+++ Source material
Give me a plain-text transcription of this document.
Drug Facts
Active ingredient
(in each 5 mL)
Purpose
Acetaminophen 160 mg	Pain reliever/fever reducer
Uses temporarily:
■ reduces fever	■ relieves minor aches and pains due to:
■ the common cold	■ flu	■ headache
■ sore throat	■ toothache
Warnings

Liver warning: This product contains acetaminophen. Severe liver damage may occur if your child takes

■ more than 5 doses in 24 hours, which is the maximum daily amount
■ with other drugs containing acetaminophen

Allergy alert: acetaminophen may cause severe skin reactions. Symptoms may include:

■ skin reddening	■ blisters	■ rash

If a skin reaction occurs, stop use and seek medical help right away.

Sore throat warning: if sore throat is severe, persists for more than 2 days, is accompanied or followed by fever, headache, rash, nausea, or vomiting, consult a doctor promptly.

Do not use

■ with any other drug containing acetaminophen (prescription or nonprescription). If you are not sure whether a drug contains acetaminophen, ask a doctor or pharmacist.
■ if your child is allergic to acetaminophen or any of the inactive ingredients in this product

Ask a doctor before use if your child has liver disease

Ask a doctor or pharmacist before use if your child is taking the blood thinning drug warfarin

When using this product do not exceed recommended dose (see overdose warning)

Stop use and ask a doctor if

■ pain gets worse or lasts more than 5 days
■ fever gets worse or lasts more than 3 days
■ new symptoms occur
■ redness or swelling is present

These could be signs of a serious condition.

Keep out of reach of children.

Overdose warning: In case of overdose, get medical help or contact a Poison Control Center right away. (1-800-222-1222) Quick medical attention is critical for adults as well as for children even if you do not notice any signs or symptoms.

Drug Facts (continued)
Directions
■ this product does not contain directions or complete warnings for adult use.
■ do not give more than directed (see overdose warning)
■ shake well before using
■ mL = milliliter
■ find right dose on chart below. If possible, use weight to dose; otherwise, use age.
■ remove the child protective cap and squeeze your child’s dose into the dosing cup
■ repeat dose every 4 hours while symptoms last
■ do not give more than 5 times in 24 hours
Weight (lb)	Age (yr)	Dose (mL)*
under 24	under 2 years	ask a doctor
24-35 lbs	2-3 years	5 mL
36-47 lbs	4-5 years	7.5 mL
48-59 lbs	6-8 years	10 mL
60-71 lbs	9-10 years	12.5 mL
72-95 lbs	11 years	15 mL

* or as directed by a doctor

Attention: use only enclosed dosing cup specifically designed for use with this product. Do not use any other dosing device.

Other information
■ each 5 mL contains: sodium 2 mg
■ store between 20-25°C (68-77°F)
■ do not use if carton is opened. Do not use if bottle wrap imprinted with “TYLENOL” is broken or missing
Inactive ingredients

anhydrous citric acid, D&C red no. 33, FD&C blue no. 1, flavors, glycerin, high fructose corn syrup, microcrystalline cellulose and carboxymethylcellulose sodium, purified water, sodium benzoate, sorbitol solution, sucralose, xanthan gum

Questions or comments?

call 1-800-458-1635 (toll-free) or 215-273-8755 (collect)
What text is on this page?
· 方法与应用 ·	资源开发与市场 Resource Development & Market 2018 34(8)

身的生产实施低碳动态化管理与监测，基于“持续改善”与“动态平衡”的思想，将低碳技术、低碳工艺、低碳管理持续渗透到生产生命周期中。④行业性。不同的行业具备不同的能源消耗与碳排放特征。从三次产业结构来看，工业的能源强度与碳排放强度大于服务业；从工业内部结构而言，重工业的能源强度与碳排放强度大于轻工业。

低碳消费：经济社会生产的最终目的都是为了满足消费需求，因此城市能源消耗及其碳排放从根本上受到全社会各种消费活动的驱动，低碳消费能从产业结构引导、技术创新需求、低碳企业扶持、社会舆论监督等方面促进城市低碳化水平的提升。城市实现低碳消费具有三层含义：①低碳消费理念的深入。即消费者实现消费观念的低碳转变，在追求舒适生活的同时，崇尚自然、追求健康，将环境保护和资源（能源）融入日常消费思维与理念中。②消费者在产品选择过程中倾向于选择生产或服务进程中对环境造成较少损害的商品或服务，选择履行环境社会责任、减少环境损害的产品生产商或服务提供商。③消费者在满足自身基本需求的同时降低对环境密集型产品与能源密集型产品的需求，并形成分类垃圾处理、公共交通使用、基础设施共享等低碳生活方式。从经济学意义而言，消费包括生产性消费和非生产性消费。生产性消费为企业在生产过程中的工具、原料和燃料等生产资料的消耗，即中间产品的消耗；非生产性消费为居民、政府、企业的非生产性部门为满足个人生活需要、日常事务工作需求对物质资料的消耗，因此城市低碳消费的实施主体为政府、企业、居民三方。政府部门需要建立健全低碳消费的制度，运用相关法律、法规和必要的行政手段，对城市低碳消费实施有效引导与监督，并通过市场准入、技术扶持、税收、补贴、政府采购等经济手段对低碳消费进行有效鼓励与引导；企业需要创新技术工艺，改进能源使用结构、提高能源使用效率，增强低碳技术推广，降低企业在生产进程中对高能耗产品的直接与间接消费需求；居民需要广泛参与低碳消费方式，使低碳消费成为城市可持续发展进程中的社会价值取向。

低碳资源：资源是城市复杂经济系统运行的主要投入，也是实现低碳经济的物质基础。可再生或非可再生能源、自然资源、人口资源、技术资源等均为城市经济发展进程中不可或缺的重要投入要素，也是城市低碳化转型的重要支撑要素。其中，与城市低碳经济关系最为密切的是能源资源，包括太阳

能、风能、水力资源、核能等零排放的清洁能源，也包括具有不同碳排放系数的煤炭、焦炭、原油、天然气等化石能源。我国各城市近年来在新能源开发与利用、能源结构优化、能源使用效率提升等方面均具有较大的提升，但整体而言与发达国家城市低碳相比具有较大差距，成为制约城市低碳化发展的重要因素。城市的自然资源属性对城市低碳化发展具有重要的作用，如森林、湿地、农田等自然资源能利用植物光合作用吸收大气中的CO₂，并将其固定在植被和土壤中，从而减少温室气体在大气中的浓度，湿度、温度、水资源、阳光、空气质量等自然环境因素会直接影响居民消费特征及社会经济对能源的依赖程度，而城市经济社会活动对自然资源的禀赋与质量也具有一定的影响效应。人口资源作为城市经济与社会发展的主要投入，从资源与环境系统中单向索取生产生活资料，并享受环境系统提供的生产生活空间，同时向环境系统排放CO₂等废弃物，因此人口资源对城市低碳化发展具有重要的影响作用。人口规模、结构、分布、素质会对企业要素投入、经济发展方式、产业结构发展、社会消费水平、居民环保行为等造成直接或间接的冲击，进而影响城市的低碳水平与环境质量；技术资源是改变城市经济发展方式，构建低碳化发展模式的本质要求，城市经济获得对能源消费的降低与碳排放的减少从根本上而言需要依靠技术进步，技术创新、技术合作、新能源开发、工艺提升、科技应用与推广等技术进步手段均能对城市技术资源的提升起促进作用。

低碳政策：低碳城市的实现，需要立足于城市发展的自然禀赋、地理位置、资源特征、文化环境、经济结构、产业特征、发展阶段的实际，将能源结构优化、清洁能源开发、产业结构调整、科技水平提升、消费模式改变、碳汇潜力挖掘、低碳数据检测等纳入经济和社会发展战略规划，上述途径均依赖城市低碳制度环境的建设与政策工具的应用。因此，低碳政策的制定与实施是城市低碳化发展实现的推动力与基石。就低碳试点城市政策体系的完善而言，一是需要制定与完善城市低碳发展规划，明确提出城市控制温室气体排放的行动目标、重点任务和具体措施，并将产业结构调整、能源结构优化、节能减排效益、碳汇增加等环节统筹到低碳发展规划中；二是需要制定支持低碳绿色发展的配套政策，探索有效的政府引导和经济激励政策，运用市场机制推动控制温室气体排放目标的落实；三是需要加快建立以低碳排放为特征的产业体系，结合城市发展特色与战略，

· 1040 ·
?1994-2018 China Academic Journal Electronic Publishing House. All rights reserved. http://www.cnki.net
++++++
# Aim of the exercise:
Output each record exactly, leaving nothing out.

# Finished exercise:
Give me a plain-text transcription of this document.
Drug Facts
Active ingredient
(in each 5 mL)
Purpose
Acetaminophen 160 mg	Pain reliever/fever reducer
Uses temporarily:
■ reduces fever	■ relieves minor aches and pains due to:
■ the common cold	■ flu	■ headache
■ sore throat	■ toothache
Warnings

Liver warning: This product contains acetaminophen. Severe liver damage may occur if your child takes

■ more than 5 doses in 24 hours, which is the maximum daily amount
■ with other drugs containing acetaminophen

Allergy alert: acetaminophen may cause severe skin reactions. Symptoms may include:

■ skin reddening	■ blisters	■ rash

If a skin reaction occurs, stop use and seek medical help right away.

Sore throat warning: if sore throat is severe, persists for more than 2 days, is accompanied or followed by fever, headache, rash, nausea, or vomiting, consult a doctor promptly.

Do not use

■ with any other drug containing acetaminophen (prescription or nonprescription). If you are not sure whether a drug contains acetaminophen, ask a doctor or pharmacist.
■ if your child is allergic to acetaminophen or any of the inactive ingredients in this product

Ask a doctor before use if your child has liver disease

Ask a doctor or pharmacist before use if your child is taking the blood thinning drug warfarin

When using this product do not exceed recommended dose (see overdose warning)

Stop use and ask a doctor if

■ pain gets worse or lasts more than 5 days
■ fever gets worse or lasts more than 3 days
■ new symptoms occur
■ redness or swelling is present

These could be signs of a serious condition.

Keep out of reach of children.

Overdose warning: In case of overdose, get medical help or contact a Poison Control Center right away. (1-800-222-1222) Quick medical attention is critical for adults as well as for children even if you do not notice any signs or symptoms.

Drug Facts (continued)
Directions
■ this product does not contain directions or complete warnings for adult use.
■ do not give more than directed (see overdose warning)
■ shake well before using
■ mL = milliliter
■ find right dose on chart below. If possible, use weight to dose; otherwise, use age.
■ remove the child protective cap and squeeze your child’s dose into the dosing cup
■ repeat dose every 4 hours while symptoms last
■ do not give more than 5 times in 24 hours
Weight (lb)	Age (yr)	Dose (mL)*
under 24	under 2 years	ask a doctor
24-35 lbs	2-3 years	5 mL
36-47 lbs	4-5 years	7.5 mL
48-59 lbs	6-8 years	10 mL
60-71 lbs	9-10 years	12.5 mL
72-95 lbs	11 years	15 mL

* or as directed by a doctor

Attention: use only enclosed dosing cup specifically designed for use with this product. Do not use any other dosing device.

Other information
■ each 5 mL contains: sodium 2 mg
■ store between 20-25°C (68-77°F)
■ do not use if carton is opened. Do not use if bottle wrap imprinted with “TYLENOL” is broken or missing
Inactive ingredients

anhydrous citric acid, D&C red no. 33, FD&C blue no. 1, flavors, glycerin, high fructose corn syrup, microcrystalline cellulose and carboxymethylcellulose sodium, purified water, sodium benzoate, sorbitol solution, sucralose, xanthan gum

Questions or comments?

call 1-800-458-1635 (toll-free) or 215-273-8755 (collect)
What text is on this page?
· 方法与应用 ·	资源开发与市场 Resource Development & Market 2018 34(8)

身的生产实施低碳动态化管理与监测，基于“持续改善”与“动态平衡”的思想，将低碳技术、低碳工艺、低碳管理持续渗透到生产生命周期中。④行业性。不同的行业具备不同的能源消耗与碳排放特征。从三次产业结构来看，工业的能源强度与碳排放强度大于服务业；从工业内部结构而言，重工业的能源强度与碳排放强度大于轻工业。

低碳消费：经济社会生产的最终目的都是为了满足消费需求，因此城市能源消耗及其碳排放从根本上受到全社会各种消费活动的驱动，低碳消费能从产业结构引导、技术创新需求、低碳企业扶持、社会舆论监督等方面促进城市低碳化水平的提升。城市实现低碳消费具有三层含义：①低碳消费理念的深入。即消费者实现消费观念的低碳转变，在追求舒适生活的同时，崇尚自然、追求健康，将环境保护和资源（能源）融入日常消费思维与理念中。②消费者在产品选择过程中倾向于选择生产或服务进程中对环境造成较少损害的商品或服务，选择履行环境社会责任、减少环境损害的产品生产商或服务提供商。③消费者在满足自身基本需求的同时降低对环境密集型产品与能源密集型产品的需求，并形成分类垃圾处理、公共交通使用、基础设施共享等低碳生活方式。从经济学意义而言，消费包括生产性消费和非生产性消费。生产性消费为企业在生产过程中的工具、原料和燃料等生产资料的消耗，即中间产品的消耗；非生产性消费为居民、政府、企业的非生产性部门为满足个人生活需要、日常事务工作需求对物质资料的消耗，因此城市低碳消费的实施主体为政府、企业、居民三方。政府部门需要建立健全低碳消费的制度，运用相关法律、法规和必要的行政手段，对城市低碳消费实施有效引导与监督，并通过市场准入、技术扶持、税收、补贴、政府采购等经济手段对低碳消费进行有效鼓励与引导；企业需要创新技术工艺，改进能源使用结构、提高能源使用效率，增强低碳技术推广，降低企业在生产进程中对高能耗产品的直接与间接消费需求；居民需要广泛参与低碳消费方式，使低碳消费成为城市可持续发展进程中的社会价值取向。

低碳资源：资源是城市复杂经济系统运行的主要投入，也是实现低碳经济的物质基础。可再生或非可再生能源、自然资源、人口资源、技术资源等均为城市经济发展进程中不可或缺的重要投入要素，也是城市低碳化转型的重要支撑要素。其中，与城市低碳经济关系最为密切的是能源资源，包括太阳

能、风能、水力资源、核能等零排放的清洁能源，也包括具有不同碳排放系数的煤炭、焦炭、原油、天然气等化石能源。我国各城市近年来在新能源开发与利用、能源结构优化、能源使用效率提升等方面均具有较大的提升，但整体而言与发达国家城市低碳相比具有较大差距，成为制约城市低碳化发展的重要因素。城市的自然资源属性对城市低碳化发展具有重要的作用，如森林、湿地、农田等自然资源能利用植物光合作用吸收大气中的CO₂，并将其固定在植被和土壤中，从而减少温室气体在大气中的浓度，湿度、温度、水资源、阳光、空气质量等自然环境因素会直接影响居民消费特征及社会经济对能源的依赖程度，而城市经济社会活动对自然资源的禀赋与质量也具有一定的影响效应。人口资源作为城市经济与社会发展的主要投入，从资源与环境系统中单向索取生产生活资料，并享受环境系统提供的生产生活空间，同时向环境系统排放CO₂等废弃物，因此人口资源对城市低碳化发展具有重要的影响作用。人口规模、结构、分布、素质会对企业要素投入、经济发展方式、产业结构发展、社会消费水平、居民环保行为等造成直接或间接的冲击，进而影响城市的低碳水平与环境质量；技术资源是改变城市经济发展方式，构建低碳化发展模式的本质要求，城市经济获得对能源消费的降低与碳排放的减少从根本上而言需要依靠技术进步，技术创新、技术合作、新能源开发、工艺提升、科技应用与推广等技术进步手段均能对城市技术资源的提升起促进作用。

低碳政策：低碳城市的实现，需要立足于城市发展的自然禀赋、地理位置、资源特征、文化环境、经济结构、产业特征、发展阶段的实际，将能源结构优化、清洁能源开发、产业结构调整、科技水平提升、消费模式改变、碳汇潜力挖掘、低碳数据检测等纳入经济和社会发展战略规划，上述途径均依赖城市低碳制度环境的建设与政策工具的应用。因此，低碳政策的制定与实施是城市低碳化发展实现的推动力与基石。就低碳试点城市政策体系的完善而言，一是需要制定与完善城市低碳发展规划，明确提出城市控制温室气体排放的行动目标、重点任务和具体措施，并将产业结构调整、能源结构优化、节能减排效益、碳汇增加等环节统筹到低碳发展规划中；二是需要制定支持低碳绿色发展的配套政策，探索有效的政府引导和经济激励政策，运用市场机制推动控制温室气体排放目标的落实；三是需要加快建立以低碳排放为特征的产业体系，结合城市发展特色与战略，

· 1040 ·
?1994-2018 China Academic Journal Electronic Publishing House. All rights reserved. http://www.cnki.net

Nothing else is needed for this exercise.